§ **Prompt**:
Output the material beneath exactly, leaving nothing out.

─── The data

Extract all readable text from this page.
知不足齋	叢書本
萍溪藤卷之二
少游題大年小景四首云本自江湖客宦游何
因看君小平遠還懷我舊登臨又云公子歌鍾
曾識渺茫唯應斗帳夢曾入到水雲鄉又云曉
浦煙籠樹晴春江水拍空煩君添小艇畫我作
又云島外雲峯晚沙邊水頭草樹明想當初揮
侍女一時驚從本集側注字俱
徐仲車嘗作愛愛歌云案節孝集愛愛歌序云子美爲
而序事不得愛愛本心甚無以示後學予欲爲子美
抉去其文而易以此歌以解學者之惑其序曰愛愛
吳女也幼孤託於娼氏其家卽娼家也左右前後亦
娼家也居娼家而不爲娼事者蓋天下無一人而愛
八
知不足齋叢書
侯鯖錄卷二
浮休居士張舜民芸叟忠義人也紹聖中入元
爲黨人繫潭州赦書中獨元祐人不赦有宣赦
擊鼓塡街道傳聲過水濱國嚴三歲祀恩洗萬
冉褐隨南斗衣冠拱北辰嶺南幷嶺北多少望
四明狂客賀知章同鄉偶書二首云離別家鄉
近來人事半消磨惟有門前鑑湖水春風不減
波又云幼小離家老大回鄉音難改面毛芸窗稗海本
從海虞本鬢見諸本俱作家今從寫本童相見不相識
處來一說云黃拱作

──────

§ **Solution to this exercise**:
Extract all readable text from this page.
知不足齋	叢書本
萍溪藤卷之二
少游題大年小景四首云本自江湖客宦游何
因看君小平遠還懷我舊登臨又云公子歌鍾
曾識渺茫唯應斗帳夢曾入到水雲鄉又云曉
浦煙籠樹晴春江水拍空煩君添小艇畫我作
又云島外雲峯晚沙邊水頭草樹明想當初揮
侍女一時驚從本集側注字俱
徐仲車嘗作愛愛歌云案節孝集愛愛歌序云子美爲
而序事不得愛愛本心甚無以示後學予欲爲子美
抉去其文而易以此歌以解學者之惑其序曰愛愛
吳女也幼孤託於娼氏其家卽娼家也左右前後亦
娼家也居娼家而不爲娼事者蓋天下無一人而愛
八
知不足齋叢書
侯鯖錄卷二
浮休居士張舜民芸叟忠義人也紹聖中入元
爲黨人繫潭州赦書中獨元祐人不赦有宣赦
擊鼓塡街道傳聲過水濱國嚴三歲祀恩洗萬
冉褐隨南斗衣冠拱北辰嶺南幷嶺北多少望
四明狂客賀知章同鄉偶書二首云離別家鄉
近來人事半消磨惟有門前鑑湖水春風不減
波又云幼小離家老大回鄉音難改面毛芸窗稗海本
從海虞本鬢見諸本俱作家今從寫本童相見不相識
處來一說云黃拱作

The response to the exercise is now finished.